Exercise directions:
Show each line from the listing that includes the word "Offense".

_ _ _

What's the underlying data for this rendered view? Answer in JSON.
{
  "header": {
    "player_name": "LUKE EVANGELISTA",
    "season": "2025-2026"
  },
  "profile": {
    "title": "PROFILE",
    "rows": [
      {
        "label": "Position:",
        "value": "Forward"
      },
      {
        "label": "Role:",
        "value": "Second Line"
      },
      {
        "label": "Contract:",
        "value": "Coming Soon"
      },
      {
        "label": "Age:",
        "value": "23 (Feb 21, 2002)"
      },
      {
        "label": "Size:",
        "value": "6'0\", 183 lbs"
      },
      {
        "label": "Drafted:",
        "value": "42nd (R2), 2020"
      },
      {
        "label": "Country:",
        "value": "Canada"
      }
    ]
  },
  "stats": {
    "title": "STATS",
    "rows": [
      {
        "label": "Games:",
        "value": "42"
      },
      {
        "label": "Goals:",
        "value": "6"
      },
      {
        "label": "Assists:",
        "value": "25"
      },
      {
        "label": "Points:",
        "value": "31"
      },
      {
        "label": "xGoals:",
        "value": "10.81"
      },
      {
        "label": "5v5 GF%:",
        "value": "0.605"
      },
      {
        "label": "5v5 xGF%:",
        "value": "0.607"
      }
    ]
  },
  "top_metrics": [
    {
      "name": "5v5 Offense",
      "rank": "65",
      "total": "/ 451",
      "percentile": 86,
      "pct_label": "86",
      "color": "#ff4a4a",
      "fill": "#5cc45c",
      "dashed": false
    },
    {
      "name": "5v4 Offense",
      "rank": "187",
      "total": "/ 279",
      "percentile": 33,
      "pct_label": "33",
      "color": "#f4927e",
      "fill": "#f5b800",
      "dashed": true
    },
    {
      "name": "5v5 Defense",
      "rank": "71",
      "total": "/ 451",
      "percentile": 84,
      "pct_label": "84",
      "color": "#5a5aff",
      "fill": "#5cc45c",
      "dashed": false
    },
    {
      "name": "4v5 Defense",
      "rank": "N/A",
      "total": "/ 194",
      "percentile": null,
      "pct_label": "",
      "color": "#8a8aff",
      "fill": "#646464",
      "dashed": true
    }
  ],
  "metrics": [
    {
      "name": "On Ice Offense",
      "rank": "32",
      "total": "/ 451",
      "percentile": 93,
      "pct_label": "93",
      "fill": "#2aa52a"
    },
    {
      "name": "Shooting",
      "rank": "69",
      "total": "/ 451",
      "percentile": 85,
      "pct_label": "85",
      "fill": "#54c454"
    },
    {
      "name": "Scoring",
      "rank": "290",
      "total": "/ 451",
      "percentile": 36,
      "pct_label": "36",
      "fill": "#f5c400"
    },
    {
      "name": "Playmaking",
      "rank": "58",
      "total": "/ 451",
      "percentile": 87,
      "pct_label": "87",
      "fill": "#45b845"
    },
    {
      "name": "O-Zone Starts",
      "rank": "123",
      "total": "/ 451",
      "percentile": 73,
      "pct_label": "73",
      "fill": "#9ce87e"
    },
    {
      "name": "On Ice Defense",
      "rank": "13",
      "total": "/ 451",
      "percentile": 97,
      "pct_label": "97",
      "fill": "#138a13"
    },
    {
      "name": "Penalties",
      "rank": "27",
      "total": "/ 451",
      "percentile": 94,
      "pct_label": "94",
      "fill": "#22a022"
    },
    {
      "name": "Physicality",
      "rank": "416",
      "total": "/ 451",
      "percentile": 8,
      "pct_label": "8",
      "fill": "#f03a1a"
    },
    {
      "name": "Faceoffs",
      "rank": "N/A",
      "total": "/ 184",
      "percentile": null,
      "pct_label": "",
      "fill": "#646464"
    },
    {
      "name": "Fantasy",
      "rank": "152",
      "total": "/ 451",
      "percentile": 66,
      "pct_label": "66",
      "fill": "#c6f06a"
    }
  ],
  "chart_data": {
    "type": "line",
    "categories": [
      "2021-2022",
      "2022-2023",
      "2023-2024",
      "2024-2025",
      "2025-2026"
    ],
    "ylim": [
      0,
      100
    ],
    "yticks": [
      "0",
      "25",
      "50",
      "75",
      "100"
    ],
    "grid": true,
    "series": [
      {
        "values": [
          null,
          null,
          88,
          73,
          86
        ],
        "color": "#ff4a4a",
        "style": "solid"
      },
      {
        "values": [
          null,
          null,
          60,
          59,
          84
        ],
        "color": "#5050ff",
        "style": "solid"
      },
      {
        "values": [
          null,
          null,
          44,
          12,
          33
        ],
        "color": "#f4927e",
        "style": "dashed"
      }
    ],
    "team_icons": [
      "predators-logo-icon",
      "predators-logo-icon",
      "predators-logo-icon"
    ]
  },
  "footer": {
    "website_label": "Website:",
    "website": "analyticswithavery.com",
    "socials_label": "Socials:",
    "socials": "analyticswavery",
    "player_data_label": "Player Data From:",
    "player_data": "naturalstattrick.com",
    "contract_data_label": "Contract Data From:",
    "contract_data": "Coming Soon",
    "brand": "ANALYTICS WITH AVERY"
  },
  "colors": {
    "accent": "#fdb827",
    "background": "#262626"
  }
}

_ _ _

Full solution:
      "name": "5v5 Offense",
      "name": "5v4 Offense",
      "name": "On Ice Offense",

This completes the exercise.